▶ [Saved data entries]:
┌──
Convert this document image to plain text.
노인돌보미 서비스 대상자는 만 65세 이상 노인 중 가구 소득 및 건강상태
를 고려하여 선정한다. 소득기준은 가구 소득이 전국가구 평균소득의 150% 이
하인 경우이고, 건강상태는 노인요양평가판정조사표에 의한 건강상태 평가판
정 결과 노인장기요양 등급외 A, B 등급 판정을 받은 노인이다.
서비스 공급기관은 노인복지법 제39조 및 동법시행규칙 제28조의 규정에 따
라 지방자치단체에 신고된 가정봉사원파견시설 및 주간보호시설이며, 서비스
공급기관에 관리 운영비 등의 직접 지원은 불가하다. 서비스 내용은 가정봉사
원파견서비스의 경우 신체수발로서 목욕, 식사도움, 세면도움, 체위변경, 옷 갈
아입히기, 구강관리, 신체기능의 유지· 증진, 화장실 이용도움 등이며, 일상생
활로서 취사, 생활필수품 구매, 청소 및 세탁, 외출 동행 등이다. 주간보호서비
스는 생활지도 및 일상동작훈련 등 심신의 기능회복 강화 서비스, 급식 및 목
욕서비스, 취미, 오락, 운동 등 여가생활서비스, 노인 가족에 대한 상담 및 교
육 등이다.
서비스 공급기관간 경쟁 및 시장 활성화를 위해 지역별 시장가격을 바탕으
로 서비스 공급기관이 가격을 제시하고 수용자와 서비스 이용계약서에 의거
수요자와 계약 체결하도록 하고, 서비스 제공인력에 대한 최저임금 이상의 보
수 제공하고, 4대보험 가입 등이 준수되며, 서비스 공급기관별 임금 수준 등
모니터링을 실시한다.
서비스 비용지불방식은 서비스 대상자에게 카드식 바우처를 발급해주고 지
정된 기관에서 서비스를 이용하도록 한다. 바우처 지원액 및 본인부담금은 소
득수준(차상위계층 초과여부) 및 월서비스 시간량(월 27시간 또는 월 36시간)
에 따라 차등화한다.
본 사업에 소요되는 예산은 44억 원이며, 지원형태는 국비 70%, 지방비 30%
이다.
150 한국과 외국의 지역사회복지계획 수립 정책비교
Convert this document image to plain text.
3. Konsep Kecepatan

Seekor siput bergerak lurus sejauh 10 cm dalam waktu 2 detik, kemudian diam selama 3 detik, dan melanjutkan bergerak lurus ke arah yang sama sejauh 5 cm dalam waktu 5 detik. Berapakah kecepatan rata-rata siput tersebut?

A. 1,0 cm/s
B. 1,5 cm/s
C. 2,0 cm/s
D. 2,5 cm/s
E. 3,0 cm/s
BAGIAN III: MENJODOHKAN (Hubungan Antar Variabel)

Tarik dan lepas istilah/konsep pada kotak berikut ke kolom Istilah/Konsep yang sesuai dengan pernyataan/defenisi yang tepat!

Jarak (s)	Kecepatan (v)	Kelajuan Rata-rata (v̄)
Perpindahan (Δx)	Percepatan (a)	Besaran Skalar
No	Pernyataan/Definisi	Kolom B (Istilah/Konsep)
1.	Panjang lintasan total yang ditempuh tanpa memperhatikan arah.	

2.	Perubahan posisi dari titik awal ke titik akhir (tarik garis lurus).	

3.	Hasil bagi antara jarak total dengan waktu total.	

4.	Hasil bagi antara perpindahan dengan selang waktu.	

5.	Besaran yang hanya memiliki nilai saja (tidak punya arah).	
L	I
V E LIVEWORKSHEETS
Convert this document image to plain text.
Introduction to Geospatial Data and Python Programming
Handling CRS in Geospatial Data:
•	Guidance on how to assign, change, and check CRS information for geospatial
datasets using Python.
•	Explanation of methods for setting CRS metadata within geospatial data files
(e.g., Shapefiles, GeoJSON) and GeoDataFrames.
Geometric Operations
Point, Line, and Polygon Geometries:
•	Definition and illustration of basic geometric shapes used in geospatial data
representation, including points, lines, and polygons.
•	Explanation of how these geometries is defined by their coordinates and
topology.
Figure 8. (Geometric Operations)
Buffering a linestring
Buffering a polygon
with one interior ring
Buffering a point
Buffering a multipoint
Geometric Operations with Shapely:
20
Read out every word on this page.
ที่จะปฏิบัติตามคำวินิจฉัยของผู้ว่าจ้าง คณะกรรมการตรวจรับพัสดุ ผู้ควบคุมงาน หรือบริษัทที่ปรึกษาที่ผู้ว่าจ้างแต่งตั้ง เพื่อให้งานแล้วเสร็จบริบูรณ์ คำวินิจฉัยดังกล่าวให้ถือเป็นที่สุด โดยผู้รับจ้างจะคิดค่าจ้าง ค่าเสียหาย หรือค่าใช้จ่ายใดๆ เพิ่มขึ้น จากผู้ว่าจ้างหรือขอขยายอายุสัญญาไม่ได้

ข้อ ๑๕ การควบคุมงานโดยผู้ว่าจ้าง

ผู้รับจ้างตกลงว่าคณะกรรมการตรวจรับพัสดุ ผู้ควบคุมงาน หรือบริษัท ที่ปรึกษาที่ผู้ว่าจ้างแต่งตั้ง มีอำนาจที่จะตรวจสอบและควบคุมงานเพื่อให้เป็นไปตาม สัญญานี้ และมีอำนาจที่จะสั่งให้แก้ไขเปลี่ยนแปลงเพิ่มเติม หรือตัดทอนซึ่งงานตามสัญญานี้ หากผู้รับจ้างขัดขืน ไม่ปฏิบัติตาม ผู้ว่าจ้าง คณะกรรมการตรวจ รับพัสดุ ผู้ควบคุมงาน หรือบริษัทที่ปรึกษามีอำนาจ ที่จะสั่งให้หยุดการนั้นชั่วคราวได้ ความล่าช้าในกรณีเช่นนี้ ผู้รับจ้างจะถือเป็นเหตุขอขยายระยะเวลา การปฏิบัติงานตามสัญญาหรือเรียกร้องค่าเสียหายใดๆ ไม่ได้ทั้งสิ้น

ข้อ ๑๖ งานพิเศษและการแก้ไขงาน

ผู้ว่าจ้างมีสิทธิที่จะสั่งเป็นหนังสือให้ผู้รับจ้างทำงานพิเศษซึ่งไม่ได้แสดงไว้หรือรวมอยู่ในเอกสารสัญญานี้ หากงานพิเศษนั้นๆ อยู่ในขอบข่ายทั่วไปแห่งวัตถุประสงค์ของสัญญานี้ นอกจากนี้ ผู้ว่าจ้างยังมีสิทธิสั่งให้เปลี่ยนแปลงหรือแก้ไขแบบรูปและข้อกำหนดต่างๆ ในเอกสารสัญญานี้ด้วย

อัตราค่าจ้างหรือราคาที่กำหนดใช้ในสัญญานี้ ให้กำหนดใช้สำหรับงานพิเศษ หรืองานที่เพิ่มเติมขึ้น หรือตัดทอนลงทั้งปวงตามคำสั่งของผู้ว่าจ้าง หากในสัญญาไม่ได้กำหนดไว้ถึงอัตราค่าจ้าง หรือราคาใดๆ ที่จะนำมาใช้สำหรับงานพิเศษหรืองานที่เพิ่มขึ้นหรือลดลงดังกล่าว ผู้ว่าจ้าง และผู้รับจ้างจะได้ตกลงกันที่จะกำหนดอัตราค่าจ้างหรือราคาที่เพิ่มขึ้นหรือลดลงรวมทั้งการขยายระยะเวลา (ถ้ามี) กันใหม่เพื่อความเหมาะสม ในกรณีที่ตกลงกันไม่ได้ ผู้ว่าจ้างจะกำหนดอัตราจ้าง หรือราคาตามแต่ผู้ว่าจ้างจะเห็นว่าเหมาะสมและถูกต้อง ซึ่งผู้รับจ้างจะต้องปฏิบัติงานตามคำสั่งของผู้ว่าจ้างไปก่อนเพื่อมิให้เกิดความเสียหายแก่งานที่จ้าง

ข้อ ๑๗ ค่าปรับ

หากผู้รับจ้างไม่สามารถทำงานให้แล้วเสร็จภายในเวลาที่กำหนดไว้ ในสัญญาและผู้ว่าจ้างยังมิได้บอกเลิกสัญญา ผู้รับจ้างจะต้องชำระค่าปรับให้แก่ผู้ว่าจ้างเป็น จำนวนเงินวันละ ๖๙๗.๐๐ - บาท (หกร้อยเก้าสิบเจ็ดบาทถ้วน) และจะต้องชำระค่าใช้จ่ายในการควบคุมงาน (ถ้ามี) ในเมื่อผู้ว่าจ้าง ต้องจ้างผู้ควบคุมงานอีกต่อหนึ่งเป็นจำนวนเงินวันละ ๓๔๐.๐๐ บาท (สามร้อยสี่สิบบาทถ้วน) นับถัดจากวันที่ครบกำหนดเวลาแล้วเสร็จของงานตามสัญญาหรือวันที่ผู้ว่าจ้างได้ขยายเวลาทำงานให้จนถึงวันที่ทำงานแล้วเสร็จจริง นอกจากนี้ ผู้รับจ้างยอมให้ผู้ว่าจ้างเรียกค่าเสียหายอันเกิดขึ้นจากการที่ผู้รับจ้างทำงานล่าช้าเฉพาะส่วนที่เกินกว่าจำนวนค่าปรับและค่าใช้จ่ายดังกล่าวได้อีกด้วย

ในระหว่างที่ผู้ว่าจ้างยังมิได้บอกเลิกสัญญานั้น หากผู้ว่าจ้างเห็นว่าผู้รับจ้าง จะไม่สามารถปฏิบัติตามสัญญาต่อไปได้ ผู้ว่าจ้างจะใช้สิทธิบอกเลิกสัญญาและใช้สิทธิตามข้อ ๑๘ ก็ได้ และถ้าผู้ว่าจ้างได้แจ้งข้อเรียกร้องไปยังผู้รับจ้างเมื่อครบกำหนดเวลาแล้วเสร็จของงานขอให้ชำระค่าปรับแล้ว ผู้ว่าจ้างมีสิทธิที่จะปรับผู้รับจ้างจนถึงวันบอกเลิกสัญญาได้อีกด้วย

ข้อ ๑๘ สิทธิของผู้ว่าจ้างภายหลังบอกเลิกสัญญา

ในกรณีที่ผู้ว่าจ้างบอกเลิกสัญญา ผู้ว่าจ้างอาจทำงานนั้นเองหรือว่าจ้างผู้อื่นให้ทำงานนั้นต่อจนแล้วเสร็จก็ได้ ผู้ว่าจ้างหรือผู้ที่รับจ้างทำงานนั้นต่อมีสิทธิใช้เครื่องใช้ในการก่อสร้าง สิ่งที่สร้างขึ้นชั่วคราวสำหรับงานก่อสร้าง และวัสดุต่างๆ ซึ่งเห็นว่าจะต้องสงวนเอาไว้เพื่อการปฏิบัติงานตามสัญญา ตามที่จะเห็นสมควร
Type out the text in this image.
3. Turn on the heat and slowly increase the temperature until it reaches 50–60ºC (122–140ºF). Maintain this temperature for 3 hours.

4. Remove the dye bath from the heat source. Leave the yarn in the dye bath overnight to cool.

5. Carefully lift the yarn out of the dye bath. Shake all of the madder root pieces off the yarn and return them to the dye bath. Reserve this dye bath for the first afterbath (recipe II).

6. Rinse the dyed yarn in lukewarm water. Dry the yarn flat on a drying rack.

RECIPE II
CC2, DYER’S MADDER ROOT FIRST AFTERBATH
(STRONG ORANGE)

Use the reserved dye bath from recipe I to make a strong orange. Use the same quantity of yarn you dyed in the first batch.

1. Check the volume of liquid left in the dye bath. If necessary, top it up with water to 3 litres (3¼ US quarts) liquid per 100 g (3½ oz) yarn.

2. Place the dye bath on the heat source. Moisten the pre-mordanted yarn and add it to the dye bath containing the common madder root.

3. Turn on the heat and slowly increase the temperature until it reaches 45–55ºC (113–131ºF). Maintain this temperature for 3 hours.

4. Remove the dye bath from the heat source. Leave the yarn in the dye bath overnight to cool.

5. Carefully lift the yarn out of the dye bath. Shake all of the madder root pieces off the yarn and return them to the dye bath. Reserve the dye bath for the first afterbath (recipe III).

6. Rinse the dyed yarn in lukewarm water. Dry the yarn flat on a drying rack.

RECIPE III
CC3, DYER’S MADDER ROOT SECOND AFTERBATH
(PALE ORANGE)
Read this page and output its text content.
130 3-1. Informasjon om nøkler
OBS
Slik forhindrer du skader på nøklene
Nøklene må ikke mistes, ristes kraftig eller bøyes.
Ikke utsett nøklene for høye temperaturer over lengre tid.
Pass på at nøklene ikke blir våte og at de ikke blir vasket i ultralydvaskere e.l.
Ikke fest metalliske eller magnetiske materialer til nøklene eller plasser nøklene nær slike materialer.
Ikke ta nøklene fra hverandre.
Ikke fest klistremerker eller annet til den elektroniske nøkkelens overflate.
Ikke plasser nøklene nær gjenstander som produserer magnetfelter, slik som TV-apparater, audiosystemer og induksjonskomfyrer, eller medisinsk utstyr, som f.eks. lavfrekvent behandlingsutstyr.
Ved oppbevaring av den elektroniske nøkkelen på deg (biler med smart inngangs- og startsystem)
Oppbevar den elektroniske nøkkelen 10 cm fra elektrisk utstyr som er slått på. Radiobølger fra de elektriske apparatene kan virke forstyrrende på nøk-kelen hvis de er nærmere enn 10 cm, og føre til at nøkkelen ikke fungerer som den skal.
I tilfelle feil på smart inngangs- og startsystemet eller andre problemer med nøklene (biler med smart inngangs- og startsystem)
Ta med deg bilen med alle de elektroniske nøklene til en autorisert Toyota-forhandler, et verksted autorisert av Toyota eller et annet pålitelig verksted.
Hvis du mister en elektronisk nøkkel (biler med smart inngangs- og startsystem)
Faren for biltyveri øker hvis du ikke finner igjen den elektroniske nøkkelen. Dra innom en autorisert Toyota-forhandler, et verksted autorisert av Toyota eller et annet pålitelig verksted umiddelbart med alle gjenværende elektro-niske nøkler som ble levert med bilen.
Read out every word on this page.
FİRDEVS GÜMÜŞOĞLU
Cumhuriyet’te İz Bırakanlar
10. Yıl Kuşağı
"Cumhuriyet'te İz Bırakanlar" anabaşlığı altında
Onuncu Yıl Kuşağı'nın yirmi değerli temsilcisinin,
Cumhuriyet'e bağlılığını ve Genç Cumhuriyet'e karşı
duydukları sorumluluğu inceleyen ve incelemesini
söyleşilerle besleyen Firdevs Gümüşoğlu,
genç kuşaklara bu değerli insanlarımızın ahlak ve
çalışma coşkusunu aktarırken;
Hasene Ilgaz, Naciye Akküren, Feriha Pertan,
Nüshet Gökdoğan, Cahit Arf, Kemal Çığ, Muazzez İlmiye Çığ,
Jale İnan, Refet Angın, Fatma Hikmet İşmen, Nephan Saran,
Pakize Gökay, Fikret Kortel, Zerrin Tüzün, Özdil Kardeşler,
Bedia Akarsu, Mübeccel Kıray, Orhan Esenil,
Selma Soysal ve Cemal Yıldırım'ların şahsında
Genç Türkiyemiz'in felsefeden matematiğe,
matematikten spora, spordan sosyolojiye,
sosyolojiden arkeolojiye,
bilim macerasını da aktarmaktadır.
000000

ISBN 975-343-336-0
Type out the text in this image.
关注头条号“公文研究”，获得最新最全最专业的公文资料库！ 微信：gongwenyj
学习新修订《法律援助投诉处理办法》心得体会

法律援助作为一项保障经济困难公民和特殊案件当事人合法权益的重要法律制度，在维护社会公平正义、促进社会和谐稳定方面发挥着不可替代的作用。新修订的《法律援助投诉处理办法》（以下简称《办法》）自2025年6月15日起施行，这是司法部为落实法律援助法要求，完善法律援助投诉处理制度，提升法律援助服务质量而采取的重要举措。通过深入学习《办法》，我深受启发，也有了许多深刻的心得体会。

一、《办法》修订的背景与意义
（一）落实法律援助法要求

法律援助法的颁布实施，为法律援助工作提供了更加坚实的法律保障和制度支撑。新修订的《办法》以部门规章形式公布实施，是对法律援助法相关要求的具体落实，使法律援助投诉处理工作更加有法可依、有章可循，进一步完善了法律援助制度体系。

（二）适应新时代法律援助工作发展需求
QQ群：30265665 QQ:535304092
└──
▶ [REQUIREMENTS]: Take every line that includes the string "Hasil" and copy it.

▶ [SOLUTION FOR THIS PROBLEM]:
3.	Hasil bagi antara jarak total dengan waktu total.	
4.	Hasil bagi antara perpindahan dengan selang waktu.	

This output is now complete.